### [SECTION DU DOCUMENT]
════════

Élagabal entreprend de subordonner tous les cultes à celui du dieu d’Émèse. D’abord il le marie à la Lune, Astarté, la déesse de Carthage, et tous les citoyens sont forcés de contribuer à la dot. À ceux qui seraient tentés de sourire, je ferai observer que toutes les théogonies, celle même de nos Évangiles, sont pleines d’imaginations aussi étourdissantes.

Dans le temple, nouveau Panthéon, qu’il élève à son dieu, il rassemble les divinités et les emblèmes de toutes les religions, y compris les cultes juif, samaritain et chrétien. Élagabal sait que le siècle est à la religion, que la révolution sociale est toute religieuse, et il aspire, pontife universel, à gouverner tous les cultes du fond de sa chapelle. Dicebat prætereà Judœorum et Samaritanorum religiones et christianam devotionem illùc transferendas, ut omnium culturarum secretum Heliogabali sacerdotium teneret. (Lamprid.)

════════

### [CONSIGNE 1]
Recopie le passage de l'extrait sur Élagabal allant de « Élagabal entreprend de » jusqu'à « sacerdotium teneret. (Lamprid.) », en renommant « Élagabal » en « Héliogabale ».
Le texte et les enregistrements n'ont aucun lien entre eux.

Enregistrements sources

════════

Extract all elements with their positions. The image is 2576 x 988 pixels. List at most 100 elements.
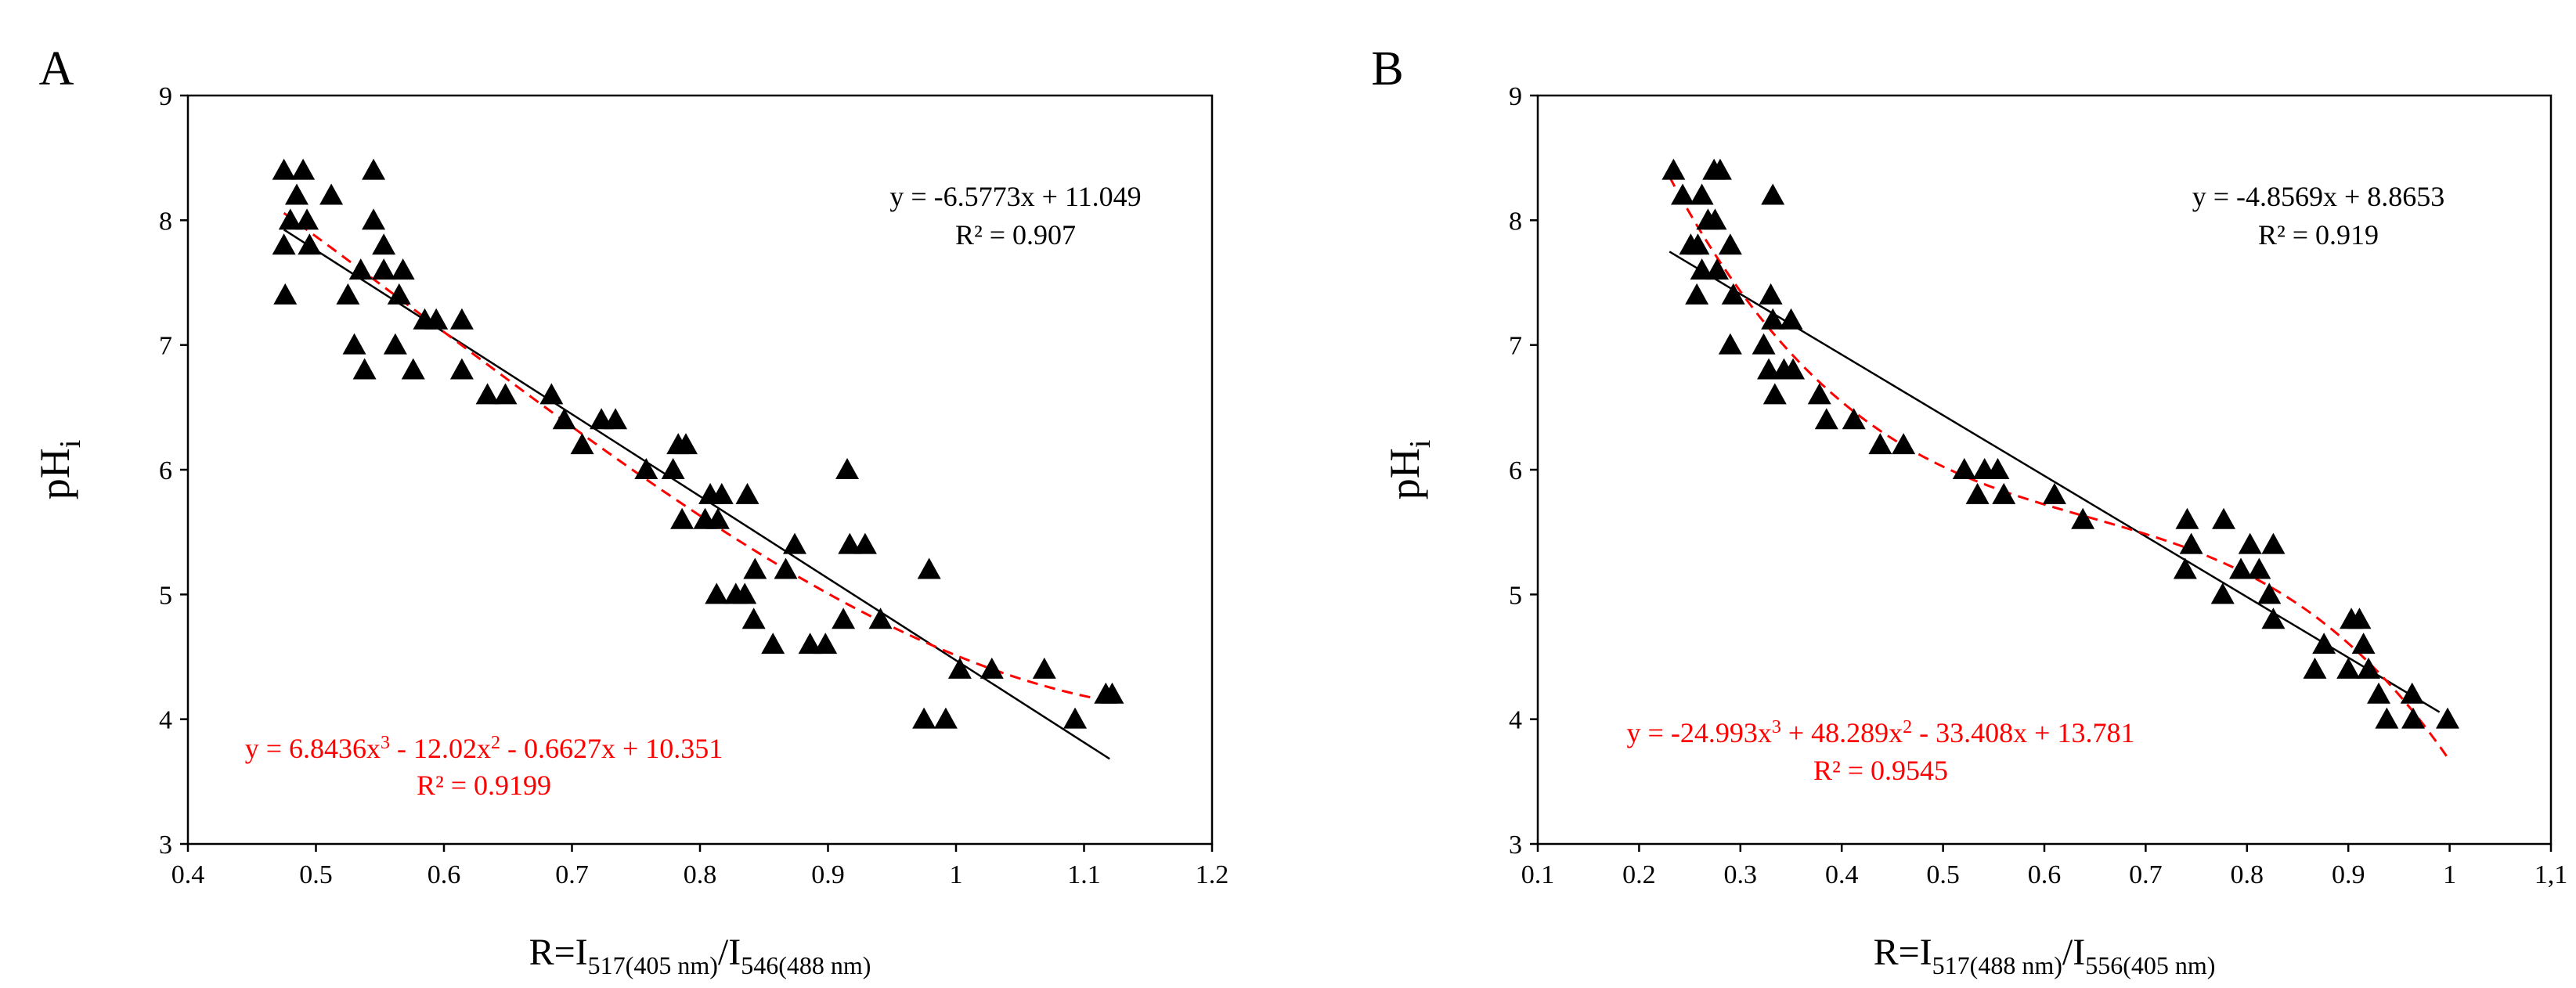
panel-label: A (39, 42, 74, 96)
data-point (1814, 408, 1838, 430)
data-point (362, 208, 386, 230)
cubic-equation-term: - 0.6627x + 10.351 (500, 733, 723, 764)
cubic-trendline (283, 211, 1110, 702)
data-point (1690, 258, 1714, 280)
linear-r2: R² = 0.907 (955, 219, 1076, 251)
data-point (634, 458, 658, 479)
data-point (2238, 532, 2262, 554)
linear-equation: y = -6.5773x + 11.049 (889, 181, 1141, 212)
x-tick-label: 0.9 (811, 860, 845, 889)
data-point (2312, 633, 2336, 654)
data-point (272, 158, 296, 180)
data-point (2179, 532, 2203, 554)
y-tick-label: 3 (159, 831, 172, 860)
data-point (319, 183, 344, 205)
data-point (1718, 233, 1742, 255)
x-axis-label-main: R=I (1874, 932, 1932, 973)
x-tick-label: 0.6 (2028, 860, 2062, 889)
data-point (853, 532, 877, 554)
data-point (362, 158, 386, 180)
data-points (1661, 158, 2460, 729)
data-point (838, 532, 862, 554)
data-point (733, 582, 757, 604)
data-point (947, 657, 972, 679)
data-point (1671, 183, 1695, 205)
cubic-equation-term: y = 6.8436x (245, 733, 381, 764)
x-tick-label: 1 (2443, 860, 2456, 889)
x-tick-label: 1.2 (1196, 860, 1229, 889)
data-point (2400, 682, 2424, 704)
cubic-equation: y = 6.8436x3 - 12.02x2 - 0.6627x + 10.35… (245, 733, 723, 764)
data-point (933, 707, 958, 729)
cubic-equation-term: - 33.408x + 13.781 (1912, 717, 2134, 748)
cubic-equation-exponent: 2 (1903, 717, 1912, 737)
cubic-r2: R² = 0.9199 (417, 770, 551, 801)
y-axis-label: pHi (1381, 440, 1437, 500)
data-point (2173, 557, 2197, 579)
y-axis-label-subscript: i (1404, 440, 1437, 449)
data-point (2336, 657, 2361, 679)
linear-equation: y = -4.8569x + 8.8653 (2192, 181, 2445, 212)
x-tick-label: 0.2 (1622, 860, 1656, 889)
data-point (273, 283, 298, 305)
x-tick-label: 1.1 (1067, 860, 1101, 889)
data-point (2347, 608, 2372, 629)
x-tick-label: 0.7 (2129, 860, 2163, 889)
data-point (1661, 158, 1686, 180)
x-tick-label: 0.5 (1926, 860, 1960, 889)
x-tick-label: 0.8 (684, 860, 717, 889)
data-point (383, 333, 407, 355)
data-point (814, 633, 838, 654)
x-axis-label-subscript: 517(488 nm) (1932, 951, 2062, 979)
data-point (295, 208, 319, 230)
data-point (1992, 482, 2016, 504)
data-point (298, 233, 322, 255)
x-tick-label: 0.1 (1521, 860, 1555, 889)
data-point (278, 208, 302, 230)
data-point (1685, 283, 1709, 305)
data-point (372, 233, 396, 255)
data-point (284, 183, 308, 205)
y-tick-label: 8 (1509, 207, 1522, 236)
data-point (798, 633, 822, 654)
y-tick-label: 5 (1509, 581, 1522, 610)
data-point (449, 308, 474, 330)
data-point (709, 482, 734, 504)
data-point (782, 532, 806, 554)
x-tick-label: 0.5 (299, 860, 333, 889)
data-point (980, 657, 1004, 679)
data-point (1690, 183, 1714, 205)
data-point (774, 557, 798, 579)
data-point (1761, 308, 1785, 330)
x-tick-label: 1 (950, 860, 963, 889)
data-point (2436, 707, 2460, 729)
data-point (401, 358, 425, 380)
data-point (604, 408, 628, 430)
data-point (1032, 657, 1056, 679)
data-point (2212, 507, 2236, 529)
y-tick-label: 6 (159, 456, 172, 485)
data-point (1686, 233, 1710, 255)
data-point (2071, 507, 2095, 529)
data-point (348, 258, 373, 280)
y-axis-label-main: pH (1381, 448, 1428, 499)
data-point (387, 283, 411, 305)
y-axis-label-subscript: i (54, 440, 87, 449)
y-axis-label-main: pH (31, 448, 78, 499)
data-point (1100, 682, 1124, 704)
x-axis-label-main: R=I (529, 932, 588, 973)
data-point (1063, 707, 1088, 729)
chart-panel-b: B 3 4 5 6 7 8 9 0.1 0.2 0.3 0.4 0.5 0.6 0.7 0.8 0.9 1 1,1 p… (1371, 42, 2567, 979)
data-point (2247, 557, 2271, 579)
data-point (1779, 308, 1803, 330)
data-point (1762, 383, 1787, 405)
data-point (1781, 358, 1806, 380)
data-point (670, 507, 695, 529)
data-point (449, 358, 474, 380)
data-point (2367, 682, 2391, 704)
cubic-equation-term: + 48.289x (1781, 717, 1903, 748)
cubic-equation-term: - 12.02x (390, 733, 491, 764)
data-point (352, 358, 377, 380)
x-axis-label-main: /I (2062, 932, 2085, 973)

════════

### [CONSIGNE 2]
Extrais à l'identique les lignes des enregistrements allant de celle qui contient « panel-label: A (39, 42, 74, 96) » jusqu'à celle qui contient « data-point (1690, 258, 1714, 280) », toutes deux comprises.

### [RÉPONSE 1]
Héliogabale entreprend de subordonner tous les cultes à celui du dieu d’Émèse. D’abord il le marie à la Lune, Astarté, la déesse de Carthage, et tous les citoyens sont forcés de contribuer à la dot. À ceux qui seraient tentés de sourire, je ferai observer que toutes les théogonies, celle même de nos Évangiles, sont pleines d’imaginations aussi étourdissantes.

Dans le temple, nouveau Panthéon, qu’il élève à son dieu, il rassemble les divinités et les emblèmes de toutes les religions, y compris les cultes juif, samaritain et chrétien. Héliogabale sait que le siècle est à la religion, que la révolution sociale est toute religieuse, et il aspire, pontife universel, à gouverner tous les cultes du fond de sa chapelle. Dicebat prætereà Judœorum et Samaritanorum religiones et christianam devotionem illùc transferendas, ut omnium culturarum secretum Heliogabali sacerdotium teneret. (Lamprid.)

### [RÉPONSE 2]
panel-label: A (39, 42, 74, 96)
data-point (1814, 408, 1838, 430)
data-point (362, 208, 386, 230)
cubic-equation-term: - 0.6627x + 10.351 (500, 733, 723, 764)
cubic-trendline (283, 211, 1110, 702)
data-point (1690, 258, 1714, 280)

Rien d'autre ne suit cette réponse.